start

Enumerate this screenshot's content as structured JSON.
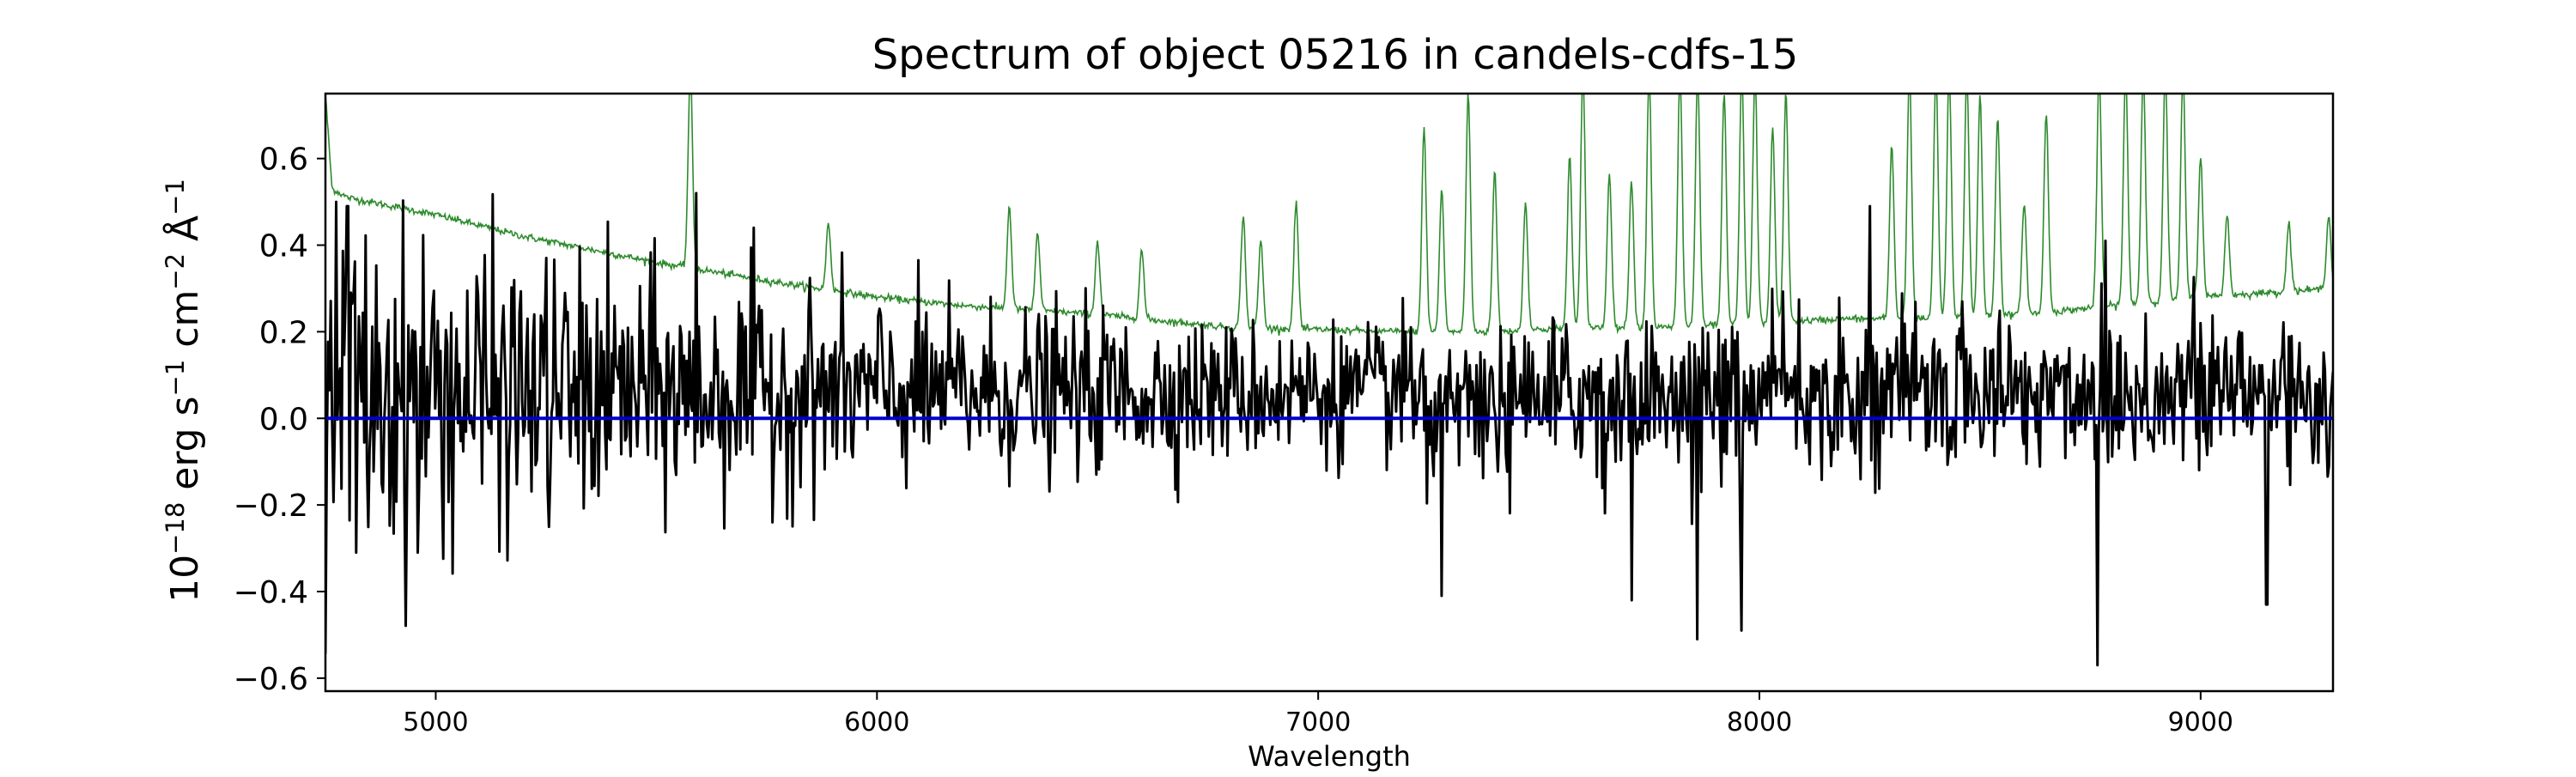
{
  "chart_data": {
    "type": "line",
    "title": "Spectrum of object 05216 in candels-cdfs-15",
    "xlabel": "Wavelength",
    "ylabel": {
      "prefix": "10",
      "exp1": "−18",
      "mid1": " erg s",
      "exp2": "−1",
      "mid2": " cm",
      "exp3": "−2",
      "mid3": " Å",
      "exp4": "−1"
    },
    "xlim": [
      4750,
      9300
    ],
    "ylim": [
      -0.63,
      0.75
    ],
    "xticks": [
      5000,
      6000,
      7000,
      8000,
      9000
    ],
    "xtick_labels": [
      "5000",
      "6000",
      "7000",
      "8000",
      "9000"
    ],
    "yticks": [
      -0.6,
      -0.4,
      -0.2,
      0.0,
      0.2,
      0.4,
      0.6
    ],
    "ytick_labels": [
      "−0.6",
      "−0.4",
      "−0.2",
      "0.0",
      "0.2",
      "0.4",
      "0.6"
    ],
    "grid": false,
    "series": [
      {
        "role": "error",
        "color": "#2e8b2e",
        "continuum": [
          [
            4750,
            0.75
          ],
          [
            4765,
            0.53
          ],
          [
            4800,
            0.51
          ],
          [
            5000,
            0.47
          ],
          [
            5200,
            0.42
          ],
          [
            5500,
            0.36
          ],
          [
            5800,
            0.31
          ],
          [
            6000,
            0.28
          ],
          [
            6200,
            0.26
          ],
          [
            6500,
            0.24
          ],
          [
            6800,
            0.21
          ],
          [
            7000,
            0.205
          ],
          [
            7200,
            0.2
          ],
          [
            7400,
            0.2
          ],
          [
            7600,
            0.21
          ],
          [
            7800,
            0.21
          ],
          [
            8000,
            0.22
          ],
          [
            8200,
            0.23
          ],
          [
            8400,
            0.23
          ],
          [
            8600,
            0.24
          ],
          [
            8800,
            0.26
          ],
          [
            9000,
            0.28
          ],
          [
            9300,
            0.3
          ]
        ],
        "peaks": [
          [
            5577,
            0.75
          ],
          [
            5890,
            0.4
          ],
          [
            6300,
            0.44
          ],
          [
            6364,
            0.38
          ],
          [
            6500,
            0.36
          ],
          [
            6600,
            0.34
          ],
          [
            6830,
            0.42
          ],
          [
            6870,
            0.36
          ],
          [
            6950,
            0.45
          ],
          [
            7240,
            0.62
          ],
          [
            7280,
            0.48
          ],
          [
            7340,
            0.7
          ],
          [
            7400,
            0.52
          ],
          [
            7470,
            0.45
          ],
          [
            7570,
            0.56
          ],
          [
            7600,
            0.75
          ],
          [
            7660,
            0.52
          ],
          [
            7710,
            0.5
          ],
          [
            7750,
            0.75
          ],
          [
            7820,
            0.75
          ],
          [
            7860,
            0.75
          ],
          [
            7920,
            0.7
          ],
          [
            7960,
            0.75
          ],
          [
            7990,
            0.75
          ],
          [
            8030,
            0.62
          ],
          [
            8060,
            0.7
          ],
          [
            8300,
            0.58
          ],
          [
            8340,
            0.75
          ],
          [
            8400,
            0.75
          ],
          [
            8430,
            0.75
          ],
          [
            8470,
            0.75
          ],
          [
            8500,
            0.7
          ],
          [
            8540,
            0.65
          ],
          [
            8600,
            0.45
          ],
          [
            8650,
            0.66
          ],
          [
            8770,
            0.75
          ],
          [
            8830,
            0.75
          ],
          [
            8870,
            0.75
          ],
          [
            8920,
            0.75
          ],
          [
            8960,
            0.75
          ],
          [
            9000,
            0.55
          ],
          [
            9060,
            0.42
          ],
          [
            9200,
            0.4
          ],
          [
            9290,
            0.42
          ]
        ]
      },
      {
        "role": "flux",
        "color": "#000000",
        "n_points": 1500,
        "extrema": [
          [
            4800,
            0.49
          ],
          [
            4820,
            -0.31
          ],
          [
            4960,
            -0.31
          ],
          [
            5590,
            0.52
          ],
          [
            5720,
            0.44
          ],
          [
            7280,
            -0.41
          ],
          [
            7710,
            -0.42
          ],
          [
            7860,
            -0.51
          ],
          [
            7960,
            -0.49
          ],
          [
            8250,
            0.49
          ],
          [
            8765,
            -0.57
          ],
          [
            8785,
            0.41
          ],
          [
            9150,
            -0.43
          ]
        ]
      },
      {
        "role": "zero",
        "color": "#0000cc",
        "x": [
          4750,
          9300
        ],
        "y": [
          0,
          0
        ]
      }
    ]
  }
}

end

Problem statement - Return each full line of the entries that contains the word "color".

Result of this task -
        "color": "#2e8b2e",
        "color": "#000000",
        "color": "#0000cc",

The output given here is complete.